Extract the text of every entry below exactly; leave images out.

[begin DATA LINES]

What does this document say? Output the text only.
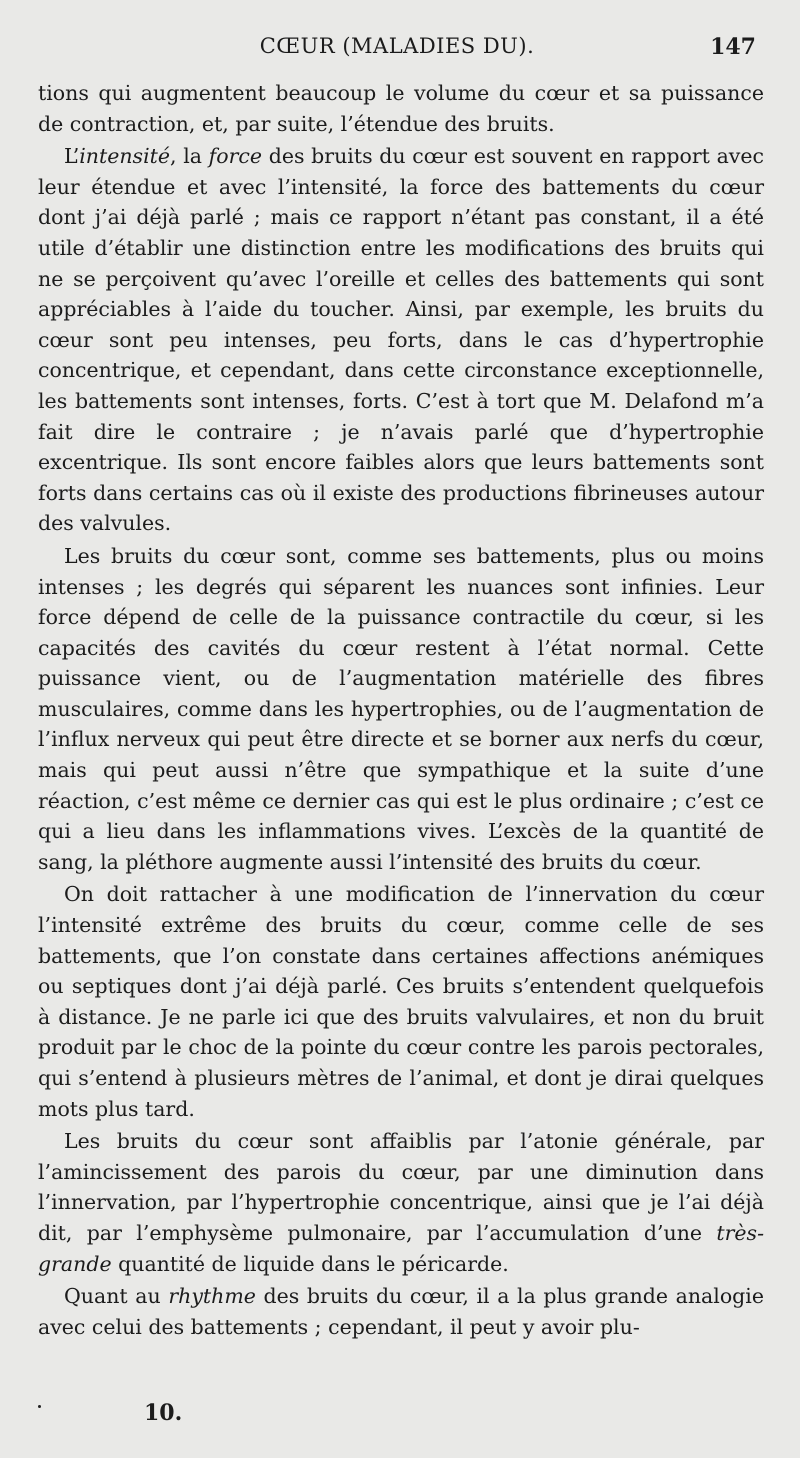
CŒUR (MALADIES DU).	147

tions qui augmentent beaucoup le volume du cœur et sa puissance de contraction, et, par suite, l’étendue des bruits.

L’intensité, la force des bruits du cœur est souvent en rapport avec leur étendue et avec l’intensité, la force des battements du cœur dont j’ai déjà parlé ; mais ce rapport n’étant pas constant, il a été utile d’établir une distinction entre les modifications des bruits qui ne se perçoivent qu’avec l’oreille et celles des battements qui sont appréciables à l’aide du toucher. Ainsi, par exemple, les bruits du cœur sont peu intenses, peu forts, dans le cas d’hypertrophie concentrique, et cependant, dans cette circonstance exceptionnelle, les battements sont intenses, forts. C’est à tort que M. Delafond m’a fait dire le contraire ; je n’avais parlé que d’hypertrophie excentrique. Ils sont encore faibles alors que leurs battements sont forts dans certains cas où il existe des productions fibrineuses autour des valvules.

Les bruits du cœur sont, comme ses battements, plus ou moins intenses ; les degrés qui séparent les nuances sont infinies. Leur force dépend de celle de la puissance contractile du cœur, si les capacités des cavités du cœur restent à l’état normal. Cette puissance vient, ou de l’augmentation matérielle des fibres musculaires, comme dans les hypertrophies, ou de l’augmentation de l’influx nerveux qui peut être directe et se borner aux nerfs du cœur, mais qui peut aussi n’être que sympathique et la suite d’une réaction, c’est même ce dernier cas qui est le plus ordinaire ; c’est ce qui a lieu dans les inflammations vives. L’excès de la quantité de sang, la pléthore augmente aussi l’intensité des bruits du cœur.

On doit rattacher à une modification de l’innervation du cœur l’intensité extrême des bruits du cœur, comme celle de ses battements, que l’on constate dans certaines affections anémiques ou septiques dont j’ai déjà parlé. Ces bruits s’entendent quelquefois à distance. Je ne parle ici que des bruits valvulaires, et non du bruit produit par le choc de la pointe du cœur contre les parois pectorales, qui s’entend à plusieurs mètres de l’animal, et dont je dirai quelques mots plus tard.

Les bruits du cœur sont affaiblis par l’atonie générale, par l’amincissement des parois du cœur, par une diminution dans l’innervation, par l’hypertrophie concentrique, ainsi que je l’ai déjà dit, par l’emphysème pulmonaire, par l’accumulation d’une très-grande quantité de liquide dans le péricarde.

Quant au rhythme des bruits du cœur, il a la plus grande analogie avec celui des battements ; cependant, il peut y avoir plu-

10.
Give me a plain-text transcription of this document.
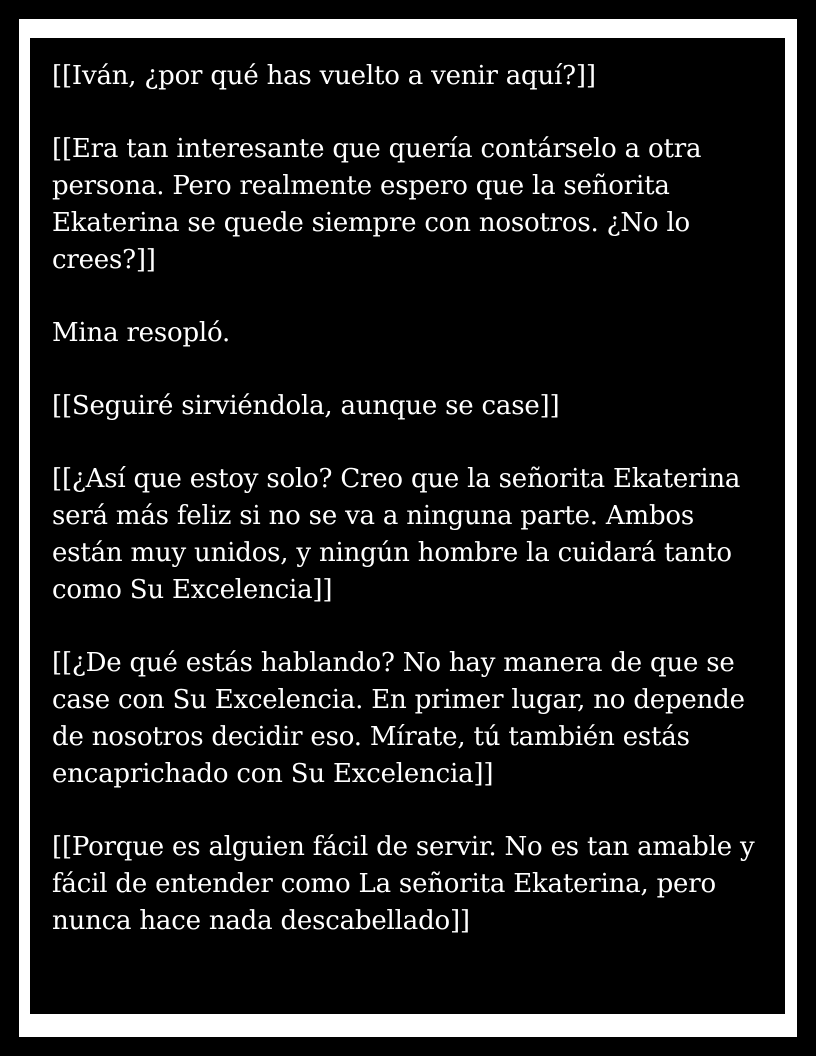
[[Iván, ¿por qué has vuelto a venir aquí?]]

[[Era tan interesante que quería contárselo a otra persona. Pero realmente espero que la señorita Ekaterina se quede siempre con nosotros. ¿No lo crees?]]

Mina resopló.

[[Seguiré sirviéndola, aunque se case]]

[[¿Así que estoy solo? Creo que la señorita Ekaterina será más feliz si no se va a ninguna parte. Ambos están muy unidos, y ningún hombre la cuidará tanto como Su Excelencia]]

[[¿De qué estás hablando? No hay manera de que se case con Su Excelencia. En primer lugar, no depende de nosotros decidir eso. Mírate, tú también estás encaprichado con Su Excelencia]]

[[Porque es alguien fácil de servir. No es tan amable y fácil de entender como La señorita Ekaterina, pero nunca hace nada descabellado]]
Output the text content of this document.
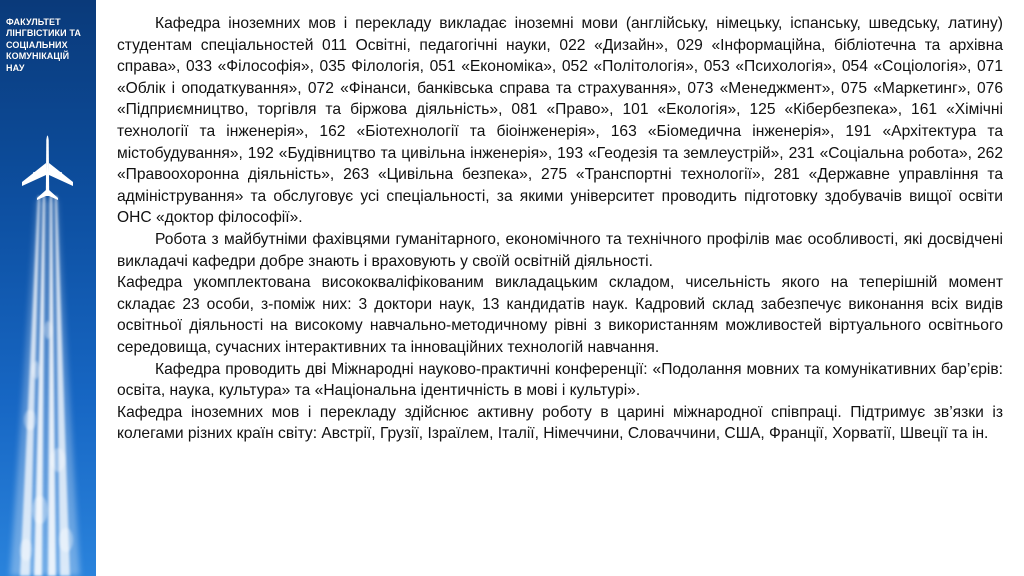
ФАКУЛЬТЕТ
ЛІНГВІСТИКИ ТА
СОЦІАЛЬНИХ
КОМУНІКАЦІЙ
НАУ

Кафедра іноземних мов і перекладу викладає іноземні мови (англійську, німецьку, іспанську, шведську, латину) студентам спеціальностей 011 Освітні, педагогічні науки, 022 «Дизайн», 029 «Інформаційна, бібліотечна та архівна справа», 033 «Філософія», 035 Філологія, 051 «Економіка», 052 «Політологія», 053 «Психологія», 054 «Соціологія», 071 «Облік і оподаткування», 072 «Фінанси, банківська справа та страхування», 073 «Менеджмент», 075 «Маркетинг», 076 «Підприємництво, торгівля та біржова діяльність», 081 «Право», 101 «Екологія», 125 «Кібербезпека», 161 «Хімічні технології та інженерія», 162 «Біотехнології та біоінженерія», 163 «Біомедична інженерія», 191 «Архітектура та містобудування», 192 «Будівництво та цивільна інженерія», 193 «Геодезія та землеустрій», 231 «Соціальна робота», 262 «Правоохоронна діяльність», 263 «Цивільна безпека», 275 «Транспортні технології», 281 «Державне управління та адміністрування» та обслуговує усі спеціальності, за якими університет проводить підготовку здобувачів вищої освіти ОНС «доктор філософії».

Робота з майбутніми фахівцями гуманітарного, економічного та технічного профілів має особливості, які досвідчені викладачі кафедри добре знають і враховують у своїй освітній діяльності.

Кафедра укомплектована висококваліфікованим викладацьким складом, чисельність якого на теперішній момент складає 23 особи, з-поміж них: 3 доктори наук, 13 кандидатів наук. Кадровий склад забезпечує виконання всіх видів освітньої діяльності на високому навчально-методичному рівні з використанням можливостей віртуального освітнього середовища, сучасних інтерактивних та інноваційних технологій навчання.

Кафедра проводить дві Міжнародні науково-практичні конференції: «Подолання мовних та комунікативних бар’єрів: освіта, наука, культура» та «Національна ідентичність в мові і культурі».

Кафедра іноземних мов і перекладу здійснює активну роботу в царині міжнародної співпраці. Підтримує зв’язки із колегами різних країн світу: Австрії, Грузії, Ізраїлем, Італії, Німеччини, Словаччини, США, Франції, Хорватії, Швеції та ін.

[end DATA LINES]

# THE OUTPUT:
What does this document say? Output the text only.
CŒUR (MALADIES DU).	147

tions qui augmentent beaucoup le volume du cœur et sa puissance de contraction, et, par suite, l’étendue des bruits.

L’intensité, la force des bruits du cœur est souvent en rapport avec leur étendue et avec l’intensité, la force des battements du cœur dont j’ai déjà parlé ; mais ce rapport n’étant pas constant, il a été utile d’établir une distinction entre les modifications des bruits qui ne se perçoivent qu’avec l’oreille et celles des battements qui sont appréciables à l’aide du toucher. Ainsi, par exemple, les bruits du cœur sont peu intenses, peu forts, dans le cas d’hypertrophie concentrique, et cependant, dans cette circonstance exceptionnelle, les battements sont intenses, forts. C’est à tort que M. Delafond m’a fait dire le contraire ; je n’avais parlé que d’hypertrophie excentrique. Ils sont encore faibles alors que leurs battements sont forts dans certains cas où il existe des productions fibrineuses autour des valvules.

Les bruits du cœur sont, comme ses battements, plus ou moins intenses ; les degrés qui séparent les nuances sont infinies. Leur force dépend de celle de la puissance contractile du cœur, si les capacités des cavités du cœur restent à l’état normal. Cette puissance vient, ou de l’augmentation matérielle des fibres musculaires, comme dans les hypertrophies, ou de l’augmentation de l’influx nerveux qui peut être directe et se borner aux nerfs du cœur, mais qui peut aussi n’être que sympathique et la suite d’une réaction, c’est même ce dernier cas qui est le plus ordinaire ; c’est ce qui a lieu dans les inflammations vives. L’excès de la quantité de sang, la pléthore augmente aussi l’intensité des bruits du cœur.

On doit rattacher à une modification de l’innervation du cœur l’intensité extrême des bruits du cœur, comme celle de ses battements, que l’on constate dans certaines affections anémiques ou septiques dont j’ai déjà parlé. Ces bruits s’entendent quelquefois à distance. Je ne parle ici que des bruits valvulaires, et non du bruit produit par le choc de la pointe du cœur contre les parois pectorales, qui s’entend à plusieurs mètres de l’animal, et dont je dirai quelques mots plus tard.

Les bruits du cœur sont affaiblis par l’atonie générale, par l’amincissement des parois du cœur, par une diminution dans l’innervation, par l’hypertrophie concentrique, ainsi que je l’ai déjà dit, par l’emphysème pulmonaire, par l’accumulation d’une très-grande quantité de liquide dans le péricarde.

Quant au rhythme des bruits du cœur, il a la plus grande analogie avec celui des battements ; cependant, il peut y avoir plu-

10.
Give me a plain-text transcription of this document.
[[Iván, ¿por qué has vuelto a venir aquí?]]

[[Era tan interesante que quería contárselo a otra persona. Pero realmente espero que la señorita Ekaterina se quede siempre con nosotros. ¿No lo crees?]]

Mina resopló.

[[Seguiré sirviéndola, aunque se case]]

[[¿Así que estoy solo? Creo que la señorita Ekaterina será más feliz si no se va a ninguna parte. Ambos están muy unidos, y ningún hombre la cuidará tanto como Su Excelencia]]

[[¿De qué estás hablando? No hay manera de que se case con Su Excelencia. En primer lugar, no depende de nosotros decidir eso. Mírate, tú también estás encaprichado con Su Excelencia]]

[[Porque es alguien fácil de servir. No es tan amable y fácil de entender como La señorita Ekaterina, pero nunca hace nada descabellado]]
Output the text content of this document.
ФАКУЛЬТЕТ
ЛІНГВІСТИКИ ТА
СОЦІАЛЬНИХ
КОМУНІКАЦІЙ
НАУ

Кафедра іноземних мов і перекладу викладає іноземні мови (англійську, німецьку, іспанську, шведську, латину) студентам спеціальностей 011 Освітні, педагогічні науки, 022 «Дизайн», 029 «Інформаційна, бібліотечна та архівна справа», 033 «Філософія», 035 Філологія, 051 «Економіка», 052 «Політологія», 053 «Психологія», 054 «Соціологія», 071 «Облік і оподаткування», 072 «Фінанси, банківська справа та страхування», 073 «Менеджмент», 075 «Маркетинг», 076 «Підприємництво, торгівля та біржова діяльність», 081 «Право», 101 «Екологія», 125 «Кібербезпека», 161 «Хімічні технології та інженерія», 162 «Біотехнології та біоінженерія», 163 «Біомедична інженерія», 191 «Архітектура та містобудування», 192 «Будівництво та цивільна інженерія», 193 «Геодезія та землеустрій», 231 «Соціальна робота», 262 «Правоохоронна діяльність», 263 «Цивільна безпека», 275 «Транспортні технології», 281 «Державне управління та адміністрування» та обслуговує усі спеціальності, за якими університет проводить підготовку здобувачів вищої освіти ОНС «доктор філософії».

Робота з майбутніми фахівцями гуманітарного, економічного та технічного профілів має особливості, які досвідчені викладачі кафедри добре знають і враховують у своїй освітній діяльності.

Кафедра укомплектована висококваліфікованим викладацьким складом, чисельність якого на теперішній момент складає 23 особи, з-поміж них: 3 доктори наук, 13 кандидатів наук. Кадровий склад забезпечує виконання всіх видів освітньої діяльності на високому навчально-методичному рівні з використанням можливостей віртуального освітнього середовища, сучасних інтерактивних та інноваційних технологій навчання.

Кафедра проводить дві Міжнародні науково-практичні конференції: «Подолання мовних та комунікативних бар’єрів: освіта, наука, культура» та «Національна ідентичність в мові і культурі».

Кафедра іноземних мов і перекладу здійснює активну роботу в царині міжнародної співпраці. Підтримує зв’язки із колегами різних країн світу: Австрії, Грузії, Ізраїлем, Італії, Німеччини, Словаччини, США, Франції, Хорватії, Швеції та ін.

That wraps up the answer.